* Begin Rows *

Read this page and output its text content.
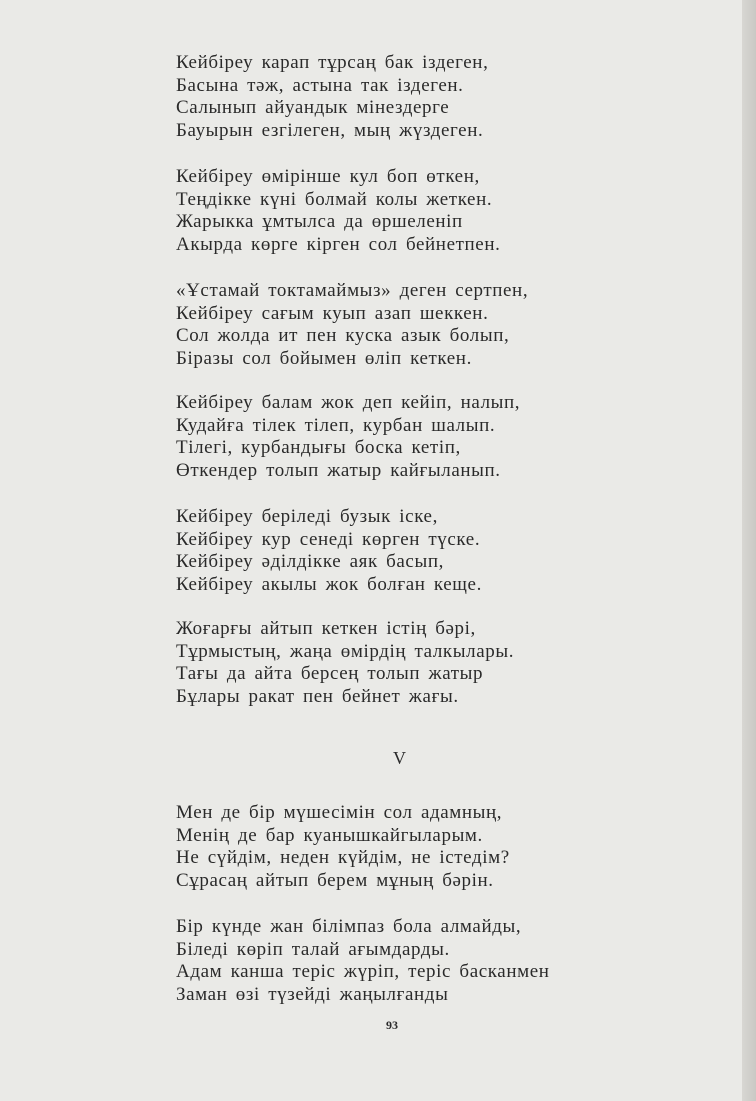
Кейбіреу карап тұрсаң бак іздеген,
Басына тәж, астына так іздеген.
Салынып айуандык мінездерге
Бауырын езгілеген, мың жүздеген.
Кейбіреу өмірінше кул боп өткен,
Теңдікке күні болмай колы жеткен.
Жарыкка ұмтылса да өршеленіп
Акырда көрге кірген сол бейнетпен.
«Ұстамай токтамаймыз» деген сертпен,
Кейбіреу сағым куып азап шеккен.
Сол жолда ит пен куска азык болып,
Біразы сол бойымен өліп кеткен.
Кейбіреу балам жок деп кейіп, налып,
Кудайға тілек тілеп, курбан шалып.
Тілегі, курбандығы боска кетіп,
Өткендер толып жатыр кайғыланып.
Кейбіреу беріледі бузык іске,
Кейбіреу кур сенеді көрген түске.
Кейбіреу әділдікке аяк басып,
Кейбіреу акылы жок болған кеще.
Жоғарғы айтып кеткен істің бәрі,
Тұрмыстың, жаңа өмірдің талкылары.
Тағы да айта берсең толып жатыр
Бұлары ракат пен бейнет жағы.
V
Мен де бір мүшесімін сол адамның,
Менің де бар куанышкайгыларым.
Не сүйдім, неден күйдім, не істедім?
Сұрасаң айтып берем мұның бәрін.
Бір күнде жан білімпаз бола алмайды,
Біледі көріп талай ағымдарды.
Адам канша теріс жүріп, теріс басканмен
Заман өзі түзейді жаңылғанды
93
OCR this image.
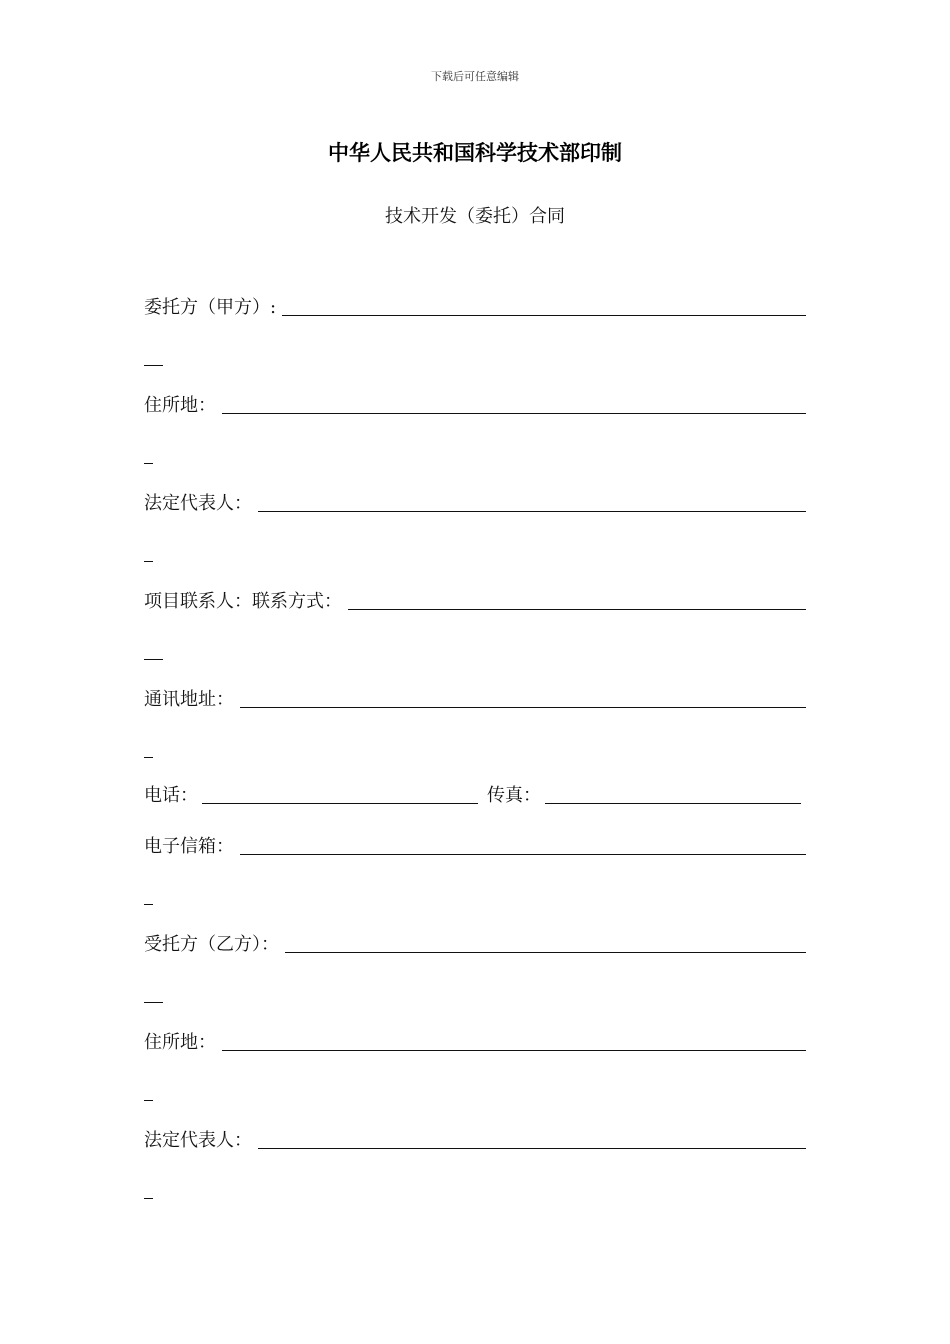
下载后可任意编辑
中华人民共和国科学技术部印制
技术开发（委托）合同
委托方（甲方）:
住所地：
法定代表人：
项目联系人：联系方式：
通讯地址：
电话：	传真：
电子信箱：
受托方（乙方）：
住所地：
法定代表人：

* End Rows *

Identify each line in the records above that contains the word "жатыр", and copy it out in full.

Өткендер толып жатыр кайғыланып.
Тағы да айта берсең толып жатыр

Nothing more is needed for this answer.